» **Listed entries**:
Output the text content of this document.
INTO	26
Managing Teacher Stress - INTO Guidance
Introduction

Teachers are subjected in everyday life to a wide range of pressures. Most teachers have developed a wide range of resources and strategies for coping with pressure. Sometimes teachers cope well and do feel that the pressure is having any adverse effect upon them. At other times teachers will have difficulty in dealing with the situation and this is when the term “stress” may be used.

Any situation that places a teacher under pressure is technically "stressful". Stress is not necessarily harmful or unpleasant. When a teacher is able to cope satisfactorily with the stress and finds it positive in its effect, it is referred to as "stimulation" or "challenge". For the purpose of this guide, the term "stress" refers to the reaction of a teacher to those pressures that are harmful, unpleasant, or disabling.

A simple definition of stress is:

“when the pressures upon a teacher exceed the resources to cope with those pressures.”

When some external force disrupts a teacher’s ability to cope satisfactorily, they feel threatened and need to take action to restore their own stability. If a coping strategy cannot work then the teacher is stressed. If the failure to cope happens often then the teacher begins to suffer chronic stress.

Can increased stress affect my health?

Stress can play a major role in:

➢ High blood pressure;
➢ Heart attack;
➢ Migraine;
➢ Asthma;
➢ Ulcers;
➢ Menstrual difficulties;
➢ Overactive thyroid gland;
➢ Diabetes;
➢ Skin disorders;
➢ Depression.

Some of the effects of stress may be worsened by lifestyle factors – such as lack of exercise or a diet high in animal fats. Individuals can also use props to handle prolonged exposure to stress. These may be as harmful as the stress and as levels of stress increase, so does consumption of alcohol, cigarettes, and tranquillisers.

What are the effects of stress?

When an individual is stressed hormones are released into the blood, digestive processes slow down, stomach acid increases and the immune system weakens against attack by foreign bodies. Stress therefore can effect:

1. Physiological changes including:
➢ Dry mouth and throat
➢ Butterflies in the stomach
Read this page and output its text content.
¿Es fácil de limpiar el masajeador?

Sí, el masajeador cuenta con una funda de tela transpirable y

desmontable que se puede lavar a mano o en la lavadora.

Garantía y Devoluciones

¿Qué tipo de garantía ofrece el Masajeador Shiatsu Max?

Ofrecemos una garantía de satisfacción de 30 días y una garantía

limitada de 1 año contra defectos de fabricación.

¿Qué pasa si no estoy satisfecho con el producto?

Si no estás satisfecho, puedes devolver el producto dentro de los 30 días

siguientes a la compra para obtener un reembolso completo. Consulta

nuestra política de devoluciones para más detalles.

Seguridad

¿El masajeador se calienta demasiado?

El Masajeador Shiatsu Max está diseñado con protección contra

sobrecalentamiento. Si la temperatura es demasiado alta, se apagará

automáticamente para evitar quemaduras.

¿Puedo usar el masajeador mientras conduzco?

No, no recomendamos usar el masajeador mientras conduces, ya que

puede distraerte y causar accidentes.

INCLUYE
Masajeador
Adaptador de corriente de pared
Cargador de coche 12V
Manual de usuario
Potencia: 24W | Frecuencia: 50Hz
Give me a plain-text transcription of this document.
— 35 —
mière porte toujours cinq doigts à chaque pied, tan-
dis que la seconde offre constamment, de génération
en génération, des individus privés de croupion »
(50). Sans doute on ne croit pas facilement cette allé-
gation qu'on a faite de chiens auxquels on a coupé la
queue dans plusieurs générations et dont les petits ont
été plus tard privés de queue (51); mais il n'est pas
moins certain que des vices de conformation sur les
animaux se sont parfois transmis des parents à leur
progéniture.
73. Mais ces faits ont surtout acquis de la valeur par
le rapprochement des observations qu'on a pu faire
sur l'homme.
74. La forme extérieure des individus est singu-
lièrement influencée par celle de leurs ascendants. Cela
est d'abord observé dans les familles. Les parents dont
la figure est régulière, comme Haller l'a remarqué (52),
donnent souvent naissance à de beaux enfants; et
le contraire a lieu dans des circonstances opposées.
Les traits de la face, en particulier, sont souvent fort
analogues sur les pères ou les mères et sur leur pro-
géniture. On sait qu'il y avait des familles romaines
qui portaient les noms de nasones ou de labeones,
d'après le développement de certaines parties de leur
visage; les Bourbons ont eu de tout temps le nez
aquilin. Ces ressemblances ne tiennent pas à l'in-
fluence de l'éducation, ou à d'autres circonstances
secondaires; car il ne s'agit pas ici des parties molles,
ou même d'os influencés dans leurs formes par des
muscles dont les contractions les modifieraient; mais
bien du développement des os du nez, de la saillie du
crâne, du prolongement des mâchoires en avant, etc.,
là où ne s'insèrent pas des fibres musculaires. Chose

» **Requirement**:
The line containing "Give me a plain-text" and every line after it, through the end of the records, should be repeated exactly and alone.

» **Reply to the task**:
Give me a plain-text transcription of this document.
— 35 —
mière porte toujours cinq doigts à chaque pied, tan-
dis que la seconde offre constamment, de génération
en génération, des individus privés de croupion »
(50). Sans doute on ne croit pas facilement cette allé-
gation qu'on a faite de chiens auxquels on a coupé la
queue dans plusieurs générations et dont les petits ont
été plus tard privés de queue (51); mais il n'est pas
moins certain que des vices de conformation sur les
animaux se sont parfois transmis des parents à leur
progéniture.
73. Mais ces faits ont surtout acquis de la valeur par
le rapprochement des observations qu'on a pu faire
sur l'homme.
74. La forme extérieure des individus est singu-
lièrement influencée par celle de leurs ascendants. Cela
est d'abord observé dans les familles. Les parents dont
la figure est régulière, comme Haller l'a remarqué (52),
donnent souvent naissance à de beaux enfants; et
le contraire a lieu dans des circonstances opposées.
Les traits de la face, en particulier, sont souvent fort
analogues sur les pères ou les mères et sur leur pro-
géniture. On sait qu'il y avait des familles romaines
qui portaient les noms de nasones ou de labeones,
d'après le développement de certaines parties de leur
visage; les Bourbons ont eu de tout temps le nez
aquilin. Ces ressemblances ne tiennent pas à l'in-
fluence de l'éducation, ou à d'autres circonstances
secondaires; car il ne s'agit pas ici des parties molles,
ou même d'os influencés dans leurs formes par des
muscles dont les contractions les modifieraient; mais
bien du développement des os du nez, de la saillie du
crâne, du prolongement des mâchoires en avant, etc.,
là où ne s'insèrent pas des fibres musculaires. Chose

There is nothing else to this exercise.